WHAT TO PRODUCE - Give the data again, word for word.
━━━━━━━━━━━━━━━━━━━━
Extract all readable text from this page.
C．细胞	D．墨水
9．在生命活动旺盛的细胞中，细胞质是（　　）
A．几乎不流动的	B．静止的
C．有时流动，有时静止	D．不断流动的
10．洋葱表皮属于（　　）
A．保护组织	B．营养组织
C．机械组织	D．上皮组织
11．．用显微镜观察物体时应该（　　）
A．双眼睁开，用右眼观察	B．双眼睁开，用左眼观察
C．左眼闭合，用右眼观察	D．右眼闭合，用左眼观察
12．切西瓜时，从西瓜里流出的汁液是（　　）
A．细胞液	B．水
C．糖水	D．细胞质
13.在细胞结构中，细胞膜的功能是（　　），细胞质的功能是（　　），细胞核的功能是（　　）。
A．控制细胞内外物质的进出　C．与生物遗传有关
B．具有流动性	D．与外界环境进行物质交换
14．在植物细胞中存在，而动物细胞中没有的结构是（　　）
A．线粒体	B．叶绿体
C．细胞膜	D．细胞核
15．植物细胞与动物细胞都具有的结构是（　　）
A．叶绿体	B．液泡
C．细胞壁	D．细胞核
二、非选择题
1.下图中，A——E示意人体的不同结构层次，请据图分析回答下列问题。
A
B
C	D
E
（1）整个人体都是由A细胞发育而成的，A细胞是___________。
━━━━━━━━━━━━━━━━━━━━
RESULT -
Extract all readable text from this page.
C．细胞	D．墨水
9．在生命活动旺盛的细胞中，细胞质是（　　）
A．几乎不流动的	B．静止的
C．有时流动，有时静止	D．不断流动的
10．洋葱表皮属于（　　）
A．保护组织	B．营养组织
C．机械组织	D．上皮组织
11．．用显微镜观察物体时应该（　　）
A．双眼睁开，用右眼观察	B．双眼睁开，用左眼观察
C．左眼闭合，用右眼观察	D．右眼闭合，用左眼观察
12．切西瓜时，从西瓜里流出的汁液是（　　）
A．细胞液	B．水
C．糖水	D．细胞质
13.在细胞结构中，细胞膜的功能是（　　），细胞质的功能是（　　），细胞核的功能是（　　）。
A．控制细胞内外物质的进出　C．与生物遗传有关
B．具有流动性	D．与外界环境进行物质交换
14．在植物细胞中存在，而动物细胞中没有的结构是（　　）
A．线粒体	B．叶绿体
C．细胞膜	D．细胞核
15．植物细胞与动物细胞都具有的结构是（　　）
A．叶绿体	B．液泡
C．细胞壁	D．细胞核
二、非选择题
1.下图中，A——E示意人体的不同结构层次，请据图分析回答下列问题。
A
B
C	D
E
（1）整个人体都是由A细胞发育而成的，A细胞是___________。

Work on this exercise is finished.